Exercise - All of the material below is to be returned exactly.
○ ○ ○ ○ ○
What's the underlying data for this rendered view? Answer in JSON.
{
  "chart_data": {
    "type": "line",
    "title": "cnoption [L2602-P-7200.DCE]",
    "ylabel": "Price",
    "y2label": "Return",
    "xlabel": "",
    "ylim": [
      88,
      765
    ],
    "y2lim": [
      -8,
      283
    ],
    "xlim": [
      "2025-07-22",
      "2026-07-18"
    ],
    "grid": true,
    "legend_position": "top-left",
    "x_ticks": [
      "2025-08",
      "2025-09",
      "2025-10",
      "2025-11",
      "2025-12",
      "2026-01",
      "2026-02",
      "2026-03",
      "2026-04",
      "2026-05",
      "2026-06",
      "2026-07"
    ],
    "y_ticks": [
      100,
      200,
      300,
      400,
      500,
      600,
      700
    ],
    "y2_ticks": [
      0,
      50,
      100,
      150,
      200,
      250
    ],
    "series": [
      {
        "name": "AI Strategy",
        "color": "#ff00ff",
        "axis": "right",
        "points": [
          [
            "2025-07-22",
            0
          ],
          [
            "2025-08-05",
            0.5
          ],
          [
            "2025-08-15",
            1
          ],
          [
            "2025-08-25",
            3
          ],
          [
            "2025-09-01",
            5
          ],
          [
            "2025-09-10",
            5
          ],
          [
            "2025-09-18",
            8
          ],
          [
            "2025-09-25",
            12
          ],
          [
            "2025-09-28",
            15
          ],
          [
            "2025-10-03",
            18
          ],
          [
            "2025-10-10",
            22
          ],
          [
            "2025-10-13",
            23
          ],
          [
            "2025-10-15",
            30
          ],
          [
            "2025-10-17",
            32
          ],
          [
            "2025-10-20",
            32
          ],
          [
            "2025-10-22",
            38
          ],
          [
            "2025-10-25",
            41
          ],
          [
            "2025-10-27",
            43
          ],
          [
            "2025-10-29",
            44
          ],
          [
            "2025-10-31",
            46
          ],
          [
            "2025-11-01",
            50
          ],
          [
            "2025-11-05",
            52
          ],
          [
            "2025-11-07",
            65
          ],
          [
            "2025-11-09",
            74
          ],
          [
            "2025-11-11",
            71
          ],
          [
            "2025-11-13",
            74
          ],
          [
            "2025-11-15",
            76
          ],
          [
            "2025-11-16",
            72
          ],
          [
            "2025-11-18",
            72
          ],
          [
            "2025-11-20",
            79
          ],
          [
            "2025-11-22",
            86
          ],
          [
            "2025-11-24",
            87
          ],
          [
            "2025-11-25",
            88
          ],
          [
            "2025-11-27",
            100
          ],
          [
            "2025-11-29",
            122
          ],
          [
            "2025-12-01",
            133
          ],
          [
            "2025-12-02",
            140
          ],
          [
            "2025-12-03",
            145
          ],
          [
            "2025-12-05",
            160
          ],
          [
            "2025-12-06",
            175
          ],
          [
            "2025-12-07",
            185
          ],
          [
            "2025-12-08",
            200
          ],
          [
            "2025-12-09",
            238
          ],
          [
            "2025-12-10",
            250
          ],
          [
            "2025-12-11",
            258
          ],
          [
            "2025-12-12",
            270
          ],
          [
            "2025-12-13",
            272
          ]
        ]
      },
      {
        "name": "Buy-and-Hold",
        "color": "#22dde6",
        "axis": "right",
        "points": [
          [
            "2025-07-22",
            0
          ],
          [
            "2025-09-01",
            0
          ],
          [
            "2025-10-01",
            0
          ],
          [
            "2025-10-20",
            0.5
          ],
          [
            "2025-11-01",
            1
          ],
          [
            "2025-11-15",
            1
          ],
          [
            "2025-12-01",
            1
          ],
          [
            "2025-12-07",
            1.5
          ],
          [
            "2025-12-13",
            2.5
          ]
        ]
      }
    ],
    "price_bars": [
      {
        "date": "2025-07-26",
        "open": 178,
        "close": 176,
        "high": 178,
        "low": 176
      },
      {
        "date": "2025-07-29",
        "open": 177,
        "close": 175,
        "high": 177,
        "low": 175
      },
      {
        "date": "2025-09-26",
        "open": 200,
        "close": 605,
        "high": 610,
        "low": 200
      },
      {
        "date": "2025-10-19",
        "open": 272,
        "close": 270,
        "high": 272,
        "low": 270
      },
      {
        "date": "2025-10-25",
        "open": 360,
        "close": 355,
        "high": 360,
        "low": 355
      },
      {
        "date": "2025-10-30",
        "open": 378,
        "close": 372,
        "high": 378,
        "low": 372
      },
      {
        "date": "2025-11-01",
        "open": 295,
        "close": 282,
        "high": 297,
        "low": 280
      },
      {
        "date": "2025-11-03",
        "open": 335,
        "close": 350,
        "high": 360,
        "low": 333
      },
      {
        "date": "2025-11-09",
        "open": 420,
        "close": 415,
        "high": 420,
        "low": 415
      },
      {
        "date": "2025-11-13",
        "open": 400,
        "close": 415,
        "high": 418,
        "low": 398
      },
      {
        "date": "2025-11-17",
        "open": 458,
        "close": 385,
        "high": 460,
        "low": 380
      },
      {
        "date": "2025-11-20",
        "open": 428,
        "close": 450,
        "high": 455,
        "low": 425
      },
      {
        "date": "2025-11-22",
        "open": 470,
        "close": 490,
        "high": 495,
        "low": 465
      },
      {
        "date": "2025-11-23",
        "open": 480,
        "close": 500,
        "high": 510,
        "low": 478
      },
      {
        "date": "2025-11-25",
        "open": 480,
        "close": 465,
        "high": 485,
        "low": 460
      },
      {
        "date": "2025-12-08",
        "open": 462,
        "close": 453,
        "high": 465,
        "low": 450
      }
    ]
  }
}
○ ○ ○ ○ ○
Solution to the problem -
What's the underlying data for this rendered view? Answer in JSON.
{
  "chart_data": {
    "type": "line",
    "title": "cnoption [L2602-P-7200.DCE]",
    "ylabel": "Price",
    "y2label": "Return",
    "xlabel": "",
    "ylim": [
      88,
      765
    ],
    "y2lim": [
      -8,
      283
    ],
    "xlim": [
      "2025-07-22",
      "2026-07-18"
    ],
    "grid": true,
    "legend_position": "top-left",
    "x_ticks": [
      "2025-08",
      "2025-09",
      "2025-10",
      "2025-11",
      "2025-12",
      "2026-01",
      "2026-02",
      "2026-03",
      "2026-04",
      "2026-05",
      "2026-06",
      "2026-07"
    ],
    "y_ticks": [
      100,
      200,
      300,
      400,
      500,
      600,
      700
    ],
    "y2_ticks": [
      0,
      50,
      100,
      150,
      200,
      250
    ],
    "series": [
      {
        "name": "AI Strategy",
        "color": "#ff00ff",
        "axis": "right",
        "points": [
          [
            "2025-07-22",
            0
          ],
          [
            "2025-08-05",
            0.5
          ],
          [
            "2025-08-15",
            1
          ],
          [
            "2025-08-25",
            3
          ],
          [
            "2025-09-01",
            5
          ],
          [
            "2025-09-10",
            5
          ],
          [
            "2025-09-18",
            8
          ],
          [
            "2025-09-25",
            12
          ],
          [
            "2025-09-28",
            15
          ],
          [
            "2025-10-03",
            18
          ],
          [
            "2025-10-10",
            22
          ],
          [
            "2025-10-13",
            23
          ],
          [
            "2025-10-15",
            30
          ],
          [
            "2025-10-17",
            32
          ],
          [
            "2025-10-20",
            32
          ],
          [
            "2025-10-22",
            38
          ],
          [
            "2025-10-25",
            41
          ],
          [
            "2025-10-27",
            43
          ],
          [
            "2025-10-29",
            44
          ],
          [
            "2025-10-31",
            46
          ],
          [
            "2025-11-01",
            50
          ],
          [
            "2025-11-05",
            52
          ],
          [
            "2025-11-07",
            65
          ],
          [
            "2025-11-09",
            74
          ],
          [
            "2025-11-11",
            71
          ],
          [
            "2025-11-13",
            74
          ],
          [
            "2025-11-15",
            76
          ],
          [
            "2025-11-16",
            72
          ],
          [
            "2025-11-18",
            72
          ],
          [
            "2025-11-20",
            79
          ],
          [
            "2025-11-22",
            86
          ],
          [
            "2025-11-24",
            87
          ],
          [
            "2025-11-25",
            88
          ],
          [
            "2025-11-27",
            100
          ],
          [
            "2025-11-29",
            122
          ],
          [
            "2025-12-01",
            133
          ],
          [
            "2025-12-02",
            140
          ],
          [
            "2025-12-03",
            145
          ],
          [
            "2025-12-05",
            160
          ],
          [
            "2025-12-06",
            175
          ],
          [
            "2025-12-07",
            185
          ],
          [
            "2025-12-08",
            200
          ],
          [
            "2025-12-09",
            238
          ],
          [
            "2025-12-10",
            250
          ],
          [
            "2025-12-11",
            258
          ],
          [
            "2025-12-12",
            270
          ],
          [
            "2025-12-13",
            272
          ]
        ]
      },
      {
        "name": "Buy-and-Hold",
        "color": "#22dde6",
        "axis": "right",
        "points": [
          [
            "2025-07-22",
            0
          ],
          [
            "2025-09-01",
            0
          ],
          [
            "2025-10-01",
            0
          ],
          [
            "2025-10-20",
            0.5
          ],
          [
            "2025-11-01",
            1
          ],
          [
            "2025-11-15",
            1
          ],
          [
            "2025-12-01",
            1
          ],
          [
            "2025-12-07",
            1.5
          ],
          [
            "2025-12-13",
            2.5
          ]
        ]
      }
    ],
    "price_bars": [
      {
        "date": "2025-07-26",
        "open": 178,
        "close": 176,
        "high": 178,
        "low": 176
      },
      {
        "date": "2025-07-29",
        "open": 177,
        "close": 175,
        "high": 177,
        "low": 175
      },
      {
        "date": "2025-09-26",
        "open": 200,
        "close": 605,
        "high": 610,
        "low": 200
      },
      {
        "date": "2025-10-19",
        "open": 272,
        "close": 270,
        "high": 272,
        "low": 270
      },
      {
        "date": "2025-10-25",
        "open": 360,
        "close": 355,
        "high": 360,
        "low": 355
      },
      {
        "date": "2025-10-30",
        "open": 378,
        "close": 372,
        "high": 378,
        "low": 372
      },
      {
        "date": "2025-11-01",
        "open": 295,
        "close": 282,
        "high": 297,
        "low": 280
      },
      {
        "date": "2025-11-03",
        "open": 335,
        "close": 350,
        "high": 360,
        "low": 333
      },
      {
        "date": "2025-11-09",
        "open": 420,
        "close": 415,
        "high": 420,
        "low": 415
      },
      {
        "date": "2025-11-13",
        "open": 400,
        "close": 415,
        "high": 418,
        "low": 398
      },
      {
        "date": "2025-11-17",
        "open": 458,
        "close": 385,
        "high": 460,
        "low": 380
      },
      {
        "date": "2025-11-20",
        "open": 428,
        "close": 450,
        "high": 455,
        "low": 425
      },
      {
        "date": "2025-11-22",
        "open": 470,
        "close": 490,
        "high": 495,
        "low": 465
      },
      {
        "date": "2025-11-23",
        "open": 480,
        "close": 500,
        "high": 510,
        "low": 478
      },
      {
        "date": "2025-11-25",
        "open": 480,
        "close": 465,
        "high": 485,
        "low": 460
      },
      {
        "date": "2025-12-08",
        "open": 462,
        "close": 453,
        "high": 465,
        "low": 450
      }
    ]
  }
}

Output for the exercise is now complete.